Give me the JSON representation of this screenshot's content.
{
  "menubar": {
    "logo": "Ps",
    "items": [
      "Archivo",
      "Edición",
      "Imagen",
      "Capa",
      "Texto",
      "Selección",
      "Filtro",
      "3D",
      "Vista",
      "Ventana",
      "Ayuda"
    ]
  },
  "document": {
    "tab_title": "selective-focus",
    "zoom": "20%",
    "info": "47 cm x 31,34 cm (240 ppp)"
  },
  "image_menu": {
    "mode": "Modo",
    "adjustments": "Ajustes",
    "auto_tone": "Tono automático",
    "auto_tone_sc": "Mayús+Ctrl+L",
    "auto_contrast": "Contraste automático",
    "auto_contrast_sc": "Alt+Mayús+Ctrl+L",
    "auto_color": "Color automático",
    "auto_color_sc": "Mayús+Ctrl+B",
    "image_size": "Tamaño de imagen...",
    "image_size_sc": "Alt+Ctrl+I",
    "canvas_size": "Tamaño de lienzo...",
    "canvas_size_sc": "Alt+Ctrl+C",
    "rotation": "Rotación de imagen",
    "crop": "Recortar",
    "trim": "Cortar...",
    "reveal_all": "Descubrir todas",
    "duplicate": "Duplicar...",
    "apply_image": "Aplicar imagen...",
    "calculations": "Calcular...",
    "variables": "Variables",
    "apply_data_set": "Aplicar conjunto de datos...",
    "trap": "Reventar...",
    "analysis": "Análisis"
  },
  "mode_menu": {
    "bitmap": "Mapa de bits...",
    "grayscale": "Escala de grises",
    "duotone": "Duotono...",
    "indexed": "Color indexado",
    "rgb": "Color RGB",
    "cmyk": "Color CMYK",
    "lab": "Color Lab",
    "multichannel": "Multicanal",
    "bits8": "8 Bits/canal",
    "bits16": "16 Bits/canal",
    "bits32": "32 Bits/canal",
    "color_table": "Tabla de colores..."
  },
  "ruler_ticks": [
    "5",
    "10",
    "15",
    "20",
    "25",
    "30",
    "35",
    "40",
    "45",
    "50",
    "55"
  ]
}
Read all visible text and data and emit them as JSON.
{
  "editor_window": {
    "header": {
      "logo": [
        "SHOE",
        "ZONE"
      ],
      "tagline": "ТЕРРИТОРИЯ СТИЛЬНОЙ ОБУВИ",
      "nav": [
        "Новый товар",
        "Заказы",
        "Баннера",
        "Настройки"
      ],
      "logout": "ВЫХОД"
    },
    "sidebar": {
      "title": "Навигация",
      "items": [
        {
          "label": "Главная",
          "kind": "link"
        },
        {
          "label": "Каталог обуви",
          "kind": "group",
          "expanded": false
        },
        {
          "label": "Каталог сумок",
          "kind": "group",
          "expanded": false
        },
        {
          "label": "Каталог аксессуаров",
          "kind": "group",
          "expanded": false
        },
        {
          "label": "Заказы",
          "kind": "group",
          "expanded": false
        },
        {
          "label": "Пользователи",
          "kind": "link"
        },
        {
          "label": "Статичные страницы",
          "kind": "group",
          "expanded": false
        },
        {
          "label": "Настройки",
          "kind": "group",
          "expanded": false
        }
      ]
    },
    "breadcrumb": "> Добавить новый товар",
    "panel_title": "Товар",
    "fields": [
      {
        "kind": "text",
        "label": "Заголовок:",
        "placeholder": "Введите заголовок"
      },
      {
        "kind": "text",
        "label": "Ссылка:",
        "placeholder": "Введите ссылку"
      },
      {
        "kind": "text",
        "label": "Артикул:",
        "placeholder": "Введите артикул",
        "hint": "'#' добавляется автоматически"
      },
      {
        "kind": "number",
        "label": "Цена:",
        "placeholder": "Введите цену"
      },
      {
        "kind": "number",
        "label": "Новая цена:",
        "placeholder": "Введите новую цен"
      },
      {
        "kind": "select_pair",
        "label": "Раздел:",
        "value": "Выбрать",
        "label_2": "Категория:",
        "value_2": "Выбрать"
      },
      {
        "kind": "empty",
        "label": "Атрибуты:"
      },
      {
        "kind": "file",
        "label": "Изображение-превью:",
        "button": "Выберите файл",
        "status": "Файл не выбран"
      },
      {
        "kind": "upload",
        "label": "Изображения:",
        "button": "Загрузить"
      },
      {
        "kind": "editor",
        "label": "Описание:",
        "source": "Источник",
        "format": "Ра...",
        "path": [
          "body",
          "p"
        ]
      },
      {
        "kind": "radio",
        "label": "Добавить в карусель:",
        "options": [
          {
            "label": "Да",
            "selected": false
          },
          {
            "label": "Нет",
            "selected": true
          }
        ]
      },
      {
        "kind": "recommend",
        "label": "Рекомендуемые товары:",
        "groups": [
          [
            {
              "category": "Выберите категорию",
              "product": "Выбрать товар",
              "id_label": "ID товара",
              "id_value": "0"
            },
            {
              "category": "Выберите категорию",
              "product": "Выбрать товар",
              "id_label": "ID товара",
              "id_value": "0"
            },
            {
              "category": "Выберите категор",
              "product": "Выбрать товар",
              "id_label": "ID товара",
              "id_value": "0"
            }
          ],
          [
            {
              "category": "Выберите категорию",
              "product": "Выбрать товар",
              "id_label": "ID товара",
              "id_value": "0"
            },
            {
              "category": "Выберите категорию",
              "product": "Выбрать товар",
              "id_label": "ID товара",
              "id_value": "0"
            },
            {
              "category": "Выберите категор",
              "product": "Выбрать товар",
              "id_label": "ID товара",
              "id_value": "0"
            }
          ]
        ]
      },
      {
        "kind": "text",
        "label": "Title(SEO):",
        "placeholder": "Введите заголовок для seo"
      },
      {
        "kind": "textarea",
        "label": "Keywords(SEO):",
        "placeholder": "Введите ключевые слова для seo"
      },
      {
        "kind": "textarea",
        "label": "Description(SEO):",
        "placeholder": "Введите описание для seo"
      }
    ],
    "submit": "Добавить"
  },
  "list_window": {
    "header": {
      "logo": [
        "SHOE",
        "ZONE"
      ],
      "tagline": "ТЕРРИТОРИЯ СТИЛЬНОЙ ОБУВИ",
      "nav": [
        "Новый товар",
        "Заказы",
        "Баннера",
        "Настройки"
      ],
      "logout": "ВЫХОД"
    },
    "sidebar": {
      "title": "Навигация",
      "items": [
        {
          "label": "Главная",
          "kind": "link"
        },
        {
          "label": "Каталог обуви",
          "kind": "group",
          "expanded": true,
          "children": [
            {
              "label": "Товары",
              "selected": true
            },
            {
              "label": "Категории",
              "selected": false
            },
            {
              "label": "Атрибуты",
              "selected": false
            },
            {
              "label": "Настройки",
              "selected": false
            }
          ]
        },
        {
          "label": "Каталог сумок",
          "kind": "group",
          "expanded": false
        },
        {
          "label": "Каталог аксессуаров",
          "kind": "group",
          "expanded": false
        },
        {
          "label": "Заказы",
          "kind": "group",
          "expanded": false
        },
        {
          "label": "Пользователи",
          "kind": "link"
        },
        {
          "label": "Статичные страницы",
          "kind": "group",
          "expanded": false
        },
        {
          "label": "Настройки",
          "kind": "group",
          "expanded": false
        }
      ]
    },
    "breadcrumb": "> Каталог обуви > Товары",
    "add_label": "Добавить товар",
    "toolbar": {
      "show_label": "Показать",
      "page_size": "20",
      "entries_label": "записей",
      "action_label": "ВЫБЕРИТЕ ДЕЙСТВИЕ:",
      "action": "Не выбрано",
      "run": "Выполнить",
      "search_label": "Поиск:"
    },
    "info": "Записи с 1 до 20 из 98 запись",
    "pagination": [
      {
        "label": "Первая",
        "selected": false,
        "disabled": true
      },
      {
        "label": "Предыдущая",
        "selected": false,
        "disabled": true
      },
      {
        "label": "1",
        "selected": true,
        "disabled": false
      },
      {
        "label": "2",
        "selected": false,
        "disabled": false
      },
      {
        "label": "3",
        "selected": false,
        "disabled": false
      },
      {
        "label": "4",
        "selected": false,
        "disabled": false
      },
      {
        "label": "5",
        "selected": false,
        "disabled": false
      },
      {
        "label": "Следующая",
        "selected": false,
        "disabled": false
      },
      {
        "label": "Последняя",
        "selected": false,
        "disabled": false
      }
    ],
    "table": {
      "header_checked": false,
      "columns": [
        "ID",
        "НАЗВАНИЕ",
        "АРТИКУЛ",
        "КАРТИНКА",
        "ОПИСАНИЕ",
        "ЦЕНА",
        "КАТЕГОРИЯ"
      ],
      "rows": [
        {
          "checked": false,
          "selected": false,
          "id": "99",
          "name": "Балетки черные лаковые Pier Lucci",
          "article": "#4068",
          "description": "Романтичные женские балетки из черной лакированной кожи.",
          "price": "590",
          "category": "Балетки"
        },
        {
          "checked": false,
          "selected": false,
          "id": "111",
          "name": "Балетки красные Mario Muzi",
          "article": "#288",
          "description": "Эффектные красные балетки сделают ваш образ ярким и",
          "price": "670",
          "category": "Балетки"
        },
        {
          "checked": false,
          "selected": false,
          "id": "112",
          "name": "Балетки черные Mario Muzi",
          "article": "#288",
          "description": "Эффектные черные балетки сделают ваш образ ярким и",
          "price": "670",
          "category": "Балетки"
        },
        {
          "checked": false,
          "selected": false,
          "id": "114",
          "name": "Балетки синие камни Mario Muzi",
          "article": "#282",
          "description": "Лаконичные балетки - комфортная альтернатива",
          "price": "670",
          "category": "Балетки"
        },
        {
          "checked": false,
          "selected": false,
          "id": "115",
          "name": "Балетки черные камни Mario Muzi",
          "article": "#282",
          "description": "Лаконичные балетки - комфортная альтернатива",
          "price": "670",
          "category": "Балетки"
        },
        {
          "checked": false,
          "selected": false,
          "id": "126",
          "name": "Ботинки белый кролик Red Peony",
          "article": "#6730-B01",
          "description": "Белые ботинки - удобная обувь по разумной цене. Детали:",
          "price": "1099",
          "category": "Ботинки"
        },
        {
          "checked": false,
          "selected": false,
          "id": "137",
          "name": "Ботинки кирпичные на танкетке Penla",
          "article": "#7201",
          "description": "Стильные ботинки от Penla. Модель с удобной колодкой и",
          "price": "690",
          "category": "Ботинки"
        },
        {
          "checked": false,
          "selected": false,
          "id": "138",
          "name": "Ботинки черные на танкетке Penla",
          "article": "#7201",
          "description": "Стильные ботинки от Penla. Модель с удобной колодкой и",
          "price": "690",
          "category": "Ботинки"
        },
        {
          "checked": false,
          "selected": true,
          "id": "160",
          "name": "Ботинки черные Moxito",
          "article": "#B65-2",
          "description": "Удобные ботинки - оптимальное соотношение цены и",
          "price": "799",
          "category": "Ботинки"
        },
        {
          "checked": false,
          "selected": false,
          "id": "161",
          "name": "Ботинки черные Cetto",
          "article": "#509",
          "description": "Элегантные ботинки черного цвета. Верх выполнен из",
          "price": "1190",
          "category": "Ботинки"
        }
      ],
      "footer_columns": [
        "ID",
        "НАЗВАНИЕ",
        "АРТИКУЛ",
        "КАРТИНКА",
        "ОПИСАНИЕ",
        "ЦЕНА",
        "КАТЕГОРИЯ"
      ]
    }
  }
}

[Prompt]: From the entries above, list each line with "Mario" in it.

[Exercise solution]:
          "name": "Балетки красные Mario Muzi",
          "name": "Балетки черные Mario Muzi",
          "name": "Балетки синие камни Mario Muzi",
          "name": "Балетки черные камни Mario Muzi",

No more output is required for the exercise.